Each line containing the word "magenta" must be collected.

** start of PROVIDED DATA **

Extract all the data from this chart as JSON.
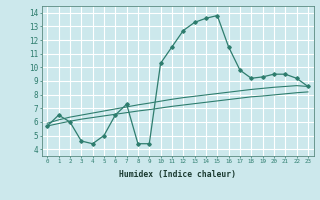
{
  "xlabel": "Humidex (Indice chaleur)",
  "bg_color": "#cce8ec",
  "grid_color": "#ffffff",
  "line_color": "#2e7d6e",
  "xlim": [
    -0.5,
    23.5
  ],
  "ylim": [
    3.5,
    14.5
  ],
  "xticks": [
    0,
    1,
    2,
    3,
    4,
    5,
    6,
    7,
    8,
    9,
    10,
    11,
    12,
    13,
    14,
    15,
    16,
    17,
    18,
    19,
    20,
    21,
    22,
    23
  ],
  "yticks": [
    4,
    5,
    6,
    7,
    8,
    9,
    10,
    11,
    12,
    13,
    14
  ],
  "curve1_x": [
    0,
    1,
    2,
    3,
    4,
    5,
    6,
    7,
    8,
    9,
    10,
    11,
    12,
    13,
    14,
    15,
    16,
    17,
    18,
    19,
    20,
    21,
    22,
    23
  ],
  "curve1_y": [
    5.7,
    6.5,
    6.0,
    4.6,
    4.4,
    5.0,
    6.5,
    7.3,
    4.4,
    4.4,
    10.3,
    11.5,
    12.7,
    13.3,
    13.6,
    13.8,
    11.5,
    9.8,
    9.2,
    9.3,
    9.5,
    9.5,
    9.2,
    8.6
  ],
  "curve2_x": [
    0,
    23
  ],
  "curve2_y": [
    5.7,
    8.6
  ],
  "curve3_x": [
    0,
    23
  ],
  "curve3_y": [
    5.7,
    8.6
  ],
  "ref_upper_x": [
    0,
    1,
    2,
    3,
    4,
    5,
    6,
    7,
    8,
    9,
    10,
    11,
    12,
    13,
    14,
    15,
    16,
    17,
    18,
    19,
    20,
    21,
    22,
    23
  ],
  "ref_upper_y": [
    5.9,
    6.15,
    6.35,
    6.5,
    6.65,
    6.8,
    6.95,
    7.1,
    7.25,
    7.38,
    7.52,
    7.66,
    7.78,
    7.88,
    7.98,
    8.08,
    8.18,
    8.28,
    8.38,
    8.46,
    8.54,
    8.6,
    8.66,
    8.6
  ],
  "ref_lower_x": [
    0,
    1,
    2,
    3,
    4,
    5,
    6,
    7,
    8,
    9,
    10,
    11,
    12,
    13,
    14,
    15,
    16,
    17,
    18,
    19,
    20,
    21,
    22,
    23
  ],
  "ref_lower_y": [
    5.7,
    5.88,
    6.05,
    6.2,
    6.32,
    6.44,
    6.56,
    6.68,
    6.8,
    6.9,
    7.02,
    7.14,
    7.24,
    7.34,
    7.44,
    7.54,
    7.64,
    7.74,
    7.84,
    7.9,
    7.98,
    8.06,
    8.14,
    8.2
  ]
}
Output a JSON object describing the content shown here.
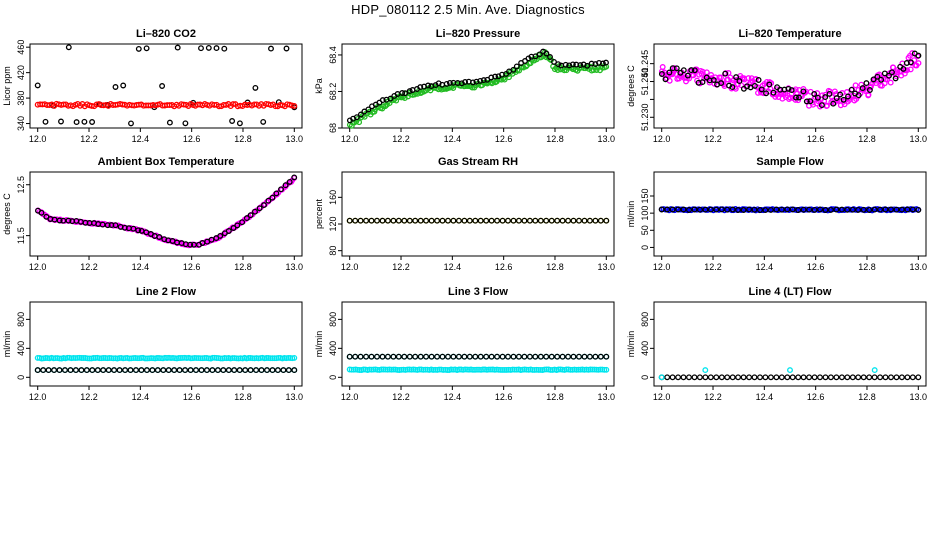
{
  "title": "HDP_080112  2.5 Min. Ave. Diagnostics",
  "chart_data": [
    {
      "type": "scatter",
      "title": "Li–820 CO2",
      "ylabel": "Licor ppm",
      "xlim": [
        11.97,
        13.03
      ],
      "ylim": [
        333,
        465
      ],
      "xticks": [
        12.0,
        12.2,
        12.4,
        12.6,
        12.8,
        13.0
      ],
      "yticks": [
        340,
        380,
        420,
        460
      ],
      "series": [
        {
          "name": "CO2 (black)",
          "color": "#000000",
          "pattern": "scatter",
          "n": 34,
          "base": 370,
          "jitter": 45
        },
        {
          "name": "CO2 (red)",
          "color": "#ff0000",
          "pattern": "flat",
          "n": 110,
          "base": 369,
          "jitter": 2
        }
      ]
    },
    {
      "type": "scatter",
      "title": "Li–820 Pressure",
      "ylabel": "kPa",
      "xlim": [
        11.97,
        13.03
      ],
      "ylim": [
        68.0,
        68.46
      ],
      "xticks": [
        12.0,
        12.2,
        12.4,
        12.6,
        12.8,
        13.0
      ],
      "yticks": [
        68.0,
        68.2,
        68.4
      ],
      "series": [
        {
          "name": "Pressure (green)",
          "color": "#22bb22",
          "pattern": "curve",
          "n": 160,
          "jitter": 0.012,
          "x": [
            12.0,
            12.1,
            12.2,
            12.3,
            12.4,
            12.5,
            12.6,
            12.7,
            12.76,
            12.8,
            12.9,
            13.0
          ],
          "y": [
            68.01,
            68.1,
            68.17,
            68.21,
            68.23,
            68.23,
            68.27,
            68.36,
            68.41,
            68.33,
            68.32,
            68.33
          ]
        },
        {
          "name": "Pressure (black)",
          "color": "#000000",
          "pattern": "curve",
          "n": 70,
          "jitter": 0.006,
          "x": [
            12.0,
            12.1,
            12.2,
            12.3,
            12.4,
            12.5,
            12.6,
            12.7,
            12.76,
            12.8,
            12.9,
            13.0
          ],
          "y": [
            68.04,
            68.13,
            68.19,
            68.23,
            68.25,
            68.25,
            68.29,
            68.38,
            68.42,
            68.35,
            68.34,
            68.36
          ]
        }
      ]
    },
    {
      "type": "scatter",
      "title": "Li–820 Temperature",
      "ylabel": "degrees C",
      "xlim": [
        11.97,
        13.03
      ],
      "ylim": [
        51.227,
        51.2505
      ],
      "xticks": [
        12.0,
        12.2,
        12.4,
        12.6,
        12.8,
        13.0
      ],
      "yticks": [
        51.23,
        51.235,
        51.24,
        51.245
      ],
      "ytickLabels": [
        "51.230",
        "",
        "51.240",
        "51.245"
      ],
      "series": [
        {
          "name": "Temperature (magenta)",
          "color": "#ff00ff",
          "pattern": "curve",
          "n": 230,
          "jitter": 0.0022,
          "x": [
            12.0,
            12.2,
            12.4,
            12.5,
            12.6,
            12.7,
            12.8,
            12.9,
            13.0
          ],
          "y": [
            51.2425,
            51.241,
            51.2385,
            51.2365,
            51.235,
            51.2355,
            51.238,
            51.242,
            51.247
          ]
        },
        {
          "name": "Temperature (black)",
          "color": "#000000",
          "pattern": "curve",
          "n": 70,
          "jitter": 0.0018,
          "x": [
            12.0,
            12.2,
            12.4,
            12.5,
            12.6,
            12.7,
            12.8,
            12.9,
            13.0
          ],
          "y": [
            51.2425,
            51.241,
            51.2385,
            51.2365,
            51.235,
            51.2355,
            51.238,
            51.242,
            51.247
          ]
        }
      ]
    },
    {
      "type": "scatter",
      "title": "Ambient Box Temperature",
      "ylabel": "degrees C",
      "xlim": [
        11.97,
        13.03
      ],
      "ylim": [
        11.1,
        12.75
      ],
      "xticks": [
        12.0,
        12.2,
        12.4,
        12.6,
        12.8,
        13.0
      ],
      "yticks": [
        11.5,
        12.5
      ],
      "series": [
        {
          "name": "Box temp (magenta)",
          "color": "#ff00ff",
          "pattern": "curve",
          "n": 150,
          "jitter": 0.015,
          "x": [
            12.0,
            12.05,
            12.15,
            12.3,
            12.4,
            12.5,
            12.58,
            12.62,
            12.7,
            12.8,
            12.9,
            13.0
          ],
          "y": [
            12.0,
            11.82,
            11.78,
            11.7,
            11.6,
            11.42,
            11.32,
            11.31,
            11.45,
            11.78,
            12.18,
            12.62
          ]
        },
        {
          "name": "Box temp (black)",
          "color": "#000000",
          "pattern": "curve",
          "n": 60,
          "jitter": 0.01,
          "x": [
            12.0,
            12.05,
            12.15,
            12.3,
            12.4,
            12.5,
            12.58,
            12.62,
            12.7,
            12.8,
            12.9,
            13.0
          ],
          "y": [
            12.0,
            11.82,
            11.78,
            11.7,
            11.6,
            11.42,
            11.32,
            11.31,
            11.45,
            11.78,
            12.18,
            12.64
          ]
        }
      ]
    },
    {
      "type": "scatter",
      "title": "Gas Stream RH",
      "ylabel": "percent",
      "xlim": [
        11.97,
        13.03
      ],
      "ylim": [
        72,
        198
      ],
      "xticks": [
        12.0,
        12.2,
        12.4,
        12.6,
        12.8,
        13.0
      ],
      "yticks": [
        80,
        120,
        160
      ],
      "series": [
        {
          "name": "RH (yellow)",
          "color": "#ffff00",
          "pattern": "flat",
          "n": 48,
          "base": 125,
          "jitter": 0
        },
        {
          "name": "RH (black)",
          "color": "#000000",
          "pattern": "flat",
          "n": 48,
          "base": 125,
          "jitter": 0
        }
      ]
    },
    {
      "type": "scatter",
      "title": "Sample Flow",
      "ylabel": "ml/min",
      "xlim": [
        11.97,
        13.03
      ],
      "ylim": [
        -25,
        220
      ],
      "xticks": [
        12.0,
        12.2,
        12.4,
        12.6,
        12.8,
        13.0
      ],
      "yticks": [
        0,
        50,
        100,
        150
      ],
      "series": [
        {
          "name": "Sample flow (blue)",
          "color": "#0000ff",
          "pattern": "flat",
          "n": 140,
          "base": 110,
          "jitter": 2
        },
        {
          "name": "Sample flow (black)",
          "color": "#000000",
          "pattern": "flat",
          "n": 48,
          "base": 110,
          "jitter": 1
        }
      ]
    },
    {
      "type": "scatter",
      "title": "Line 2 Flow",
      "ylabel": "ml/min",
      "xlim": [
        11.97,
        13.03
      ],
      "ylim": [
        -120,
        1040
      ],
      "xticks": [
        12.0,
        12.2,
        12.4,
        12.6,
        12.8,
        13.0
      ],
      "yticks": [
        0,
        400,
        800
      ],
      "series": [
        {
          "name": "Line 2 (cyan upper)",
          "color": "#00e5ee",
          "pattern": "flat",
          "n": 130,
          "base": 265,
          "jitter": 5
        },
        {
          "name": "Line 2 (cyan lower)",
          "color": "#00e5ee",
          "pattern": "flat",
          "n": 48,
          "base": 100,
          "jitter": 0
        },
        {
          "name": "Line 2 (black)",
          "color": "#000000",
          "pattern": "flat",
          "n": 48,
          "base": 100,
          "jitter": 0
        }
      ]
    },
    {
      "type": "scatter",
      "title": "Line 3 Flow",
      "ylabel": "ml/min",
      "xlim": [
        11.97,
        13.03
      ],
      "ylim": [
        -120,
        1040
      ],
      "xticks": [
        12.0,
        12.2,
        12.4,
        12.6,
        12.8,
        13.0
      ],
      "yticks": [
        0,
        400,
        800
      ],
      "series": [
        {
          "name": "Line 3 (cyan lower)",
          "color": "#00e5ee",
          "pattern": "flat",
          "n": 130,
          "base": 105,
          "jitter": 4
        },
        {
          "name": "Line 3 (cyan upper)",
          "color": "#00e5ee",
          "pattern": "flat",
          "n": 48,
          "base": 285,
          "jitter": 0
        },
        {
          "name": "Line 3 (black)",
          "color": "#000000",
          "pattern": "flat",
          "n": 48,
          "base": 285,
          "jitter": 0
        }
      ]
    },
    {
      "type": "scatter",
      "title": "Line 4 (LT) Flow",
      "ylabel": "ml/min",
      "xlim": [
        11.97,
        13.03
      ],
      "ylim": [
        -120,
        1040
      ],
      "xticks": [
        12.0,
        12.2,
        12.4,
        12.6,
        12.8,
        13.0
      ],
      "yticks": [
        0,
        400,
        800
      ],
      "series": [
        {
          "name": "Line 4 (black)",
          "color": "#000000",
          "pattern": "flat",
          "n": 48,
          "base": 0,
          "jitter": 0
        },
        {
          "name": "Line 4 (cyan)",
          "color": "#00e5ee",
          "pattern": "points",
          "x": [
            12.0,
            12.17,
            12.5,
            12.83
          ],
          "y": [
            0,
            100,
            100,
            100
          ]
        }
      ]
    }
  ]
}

** end of PROVIDED DATA **

- **REPLY**
          "name": "Temperature (magenta)",
          "name": "Box temp (magenta)",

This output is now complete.